Transcribe every entry below word for word, but skip the pictures.

** start of SUPPLIED ENTRIES **

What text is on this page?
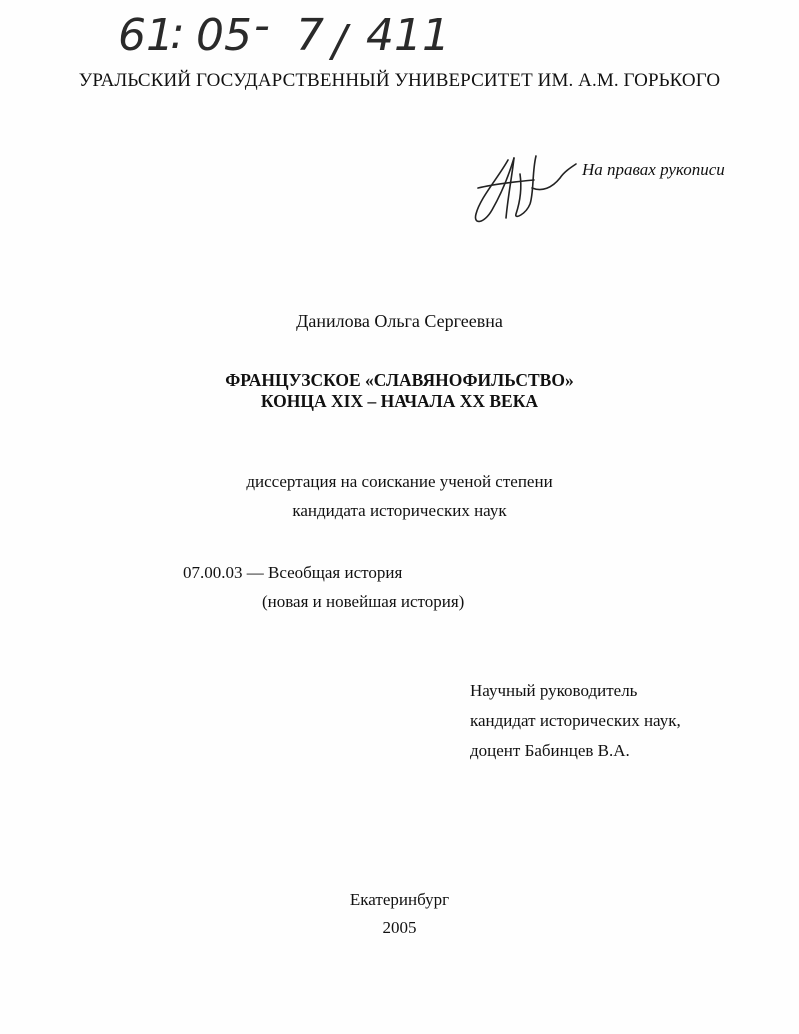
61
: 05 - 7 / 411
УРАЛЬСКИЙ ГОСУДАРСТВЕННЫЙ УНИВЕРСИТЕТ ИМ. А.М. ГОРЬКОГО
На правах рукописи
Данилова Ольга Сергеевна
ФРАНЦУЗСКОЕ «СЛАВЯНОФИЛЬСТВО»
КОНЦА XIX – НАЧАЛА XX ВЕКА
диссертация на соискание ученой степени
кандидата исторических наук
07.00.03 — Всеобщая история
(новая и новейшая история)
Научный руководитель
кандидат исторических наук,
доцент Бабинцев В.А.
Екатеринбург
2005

** end of SUPPLIED ENTRIES **

RESPONSE BELOW =
What text is on this page?
61
: 05 - 7 / 411
УРАЛЬСКИЙ ГОСУДАРСТВЕННЫЙ УНИВЕРСИТЕТ ИМ. А.М. ГОРЬКОГО
На правах рукописи
Данилова Ольга Сергеевна
ФРАНЦУЗСКОЕ «СЛАВЯНОФИЛЬСТВО»
КОНЦА XIX – НАЧАЛА XX ВЕКА
диссертация на соискание ученой степени
кандидата исторических наук
07.00.03 — Всеобщая история
(новая и новейшая история)
Научный руководитель
кандидат исторических наук,
доцент Бабинцев В.А.
Екатеринбург
2005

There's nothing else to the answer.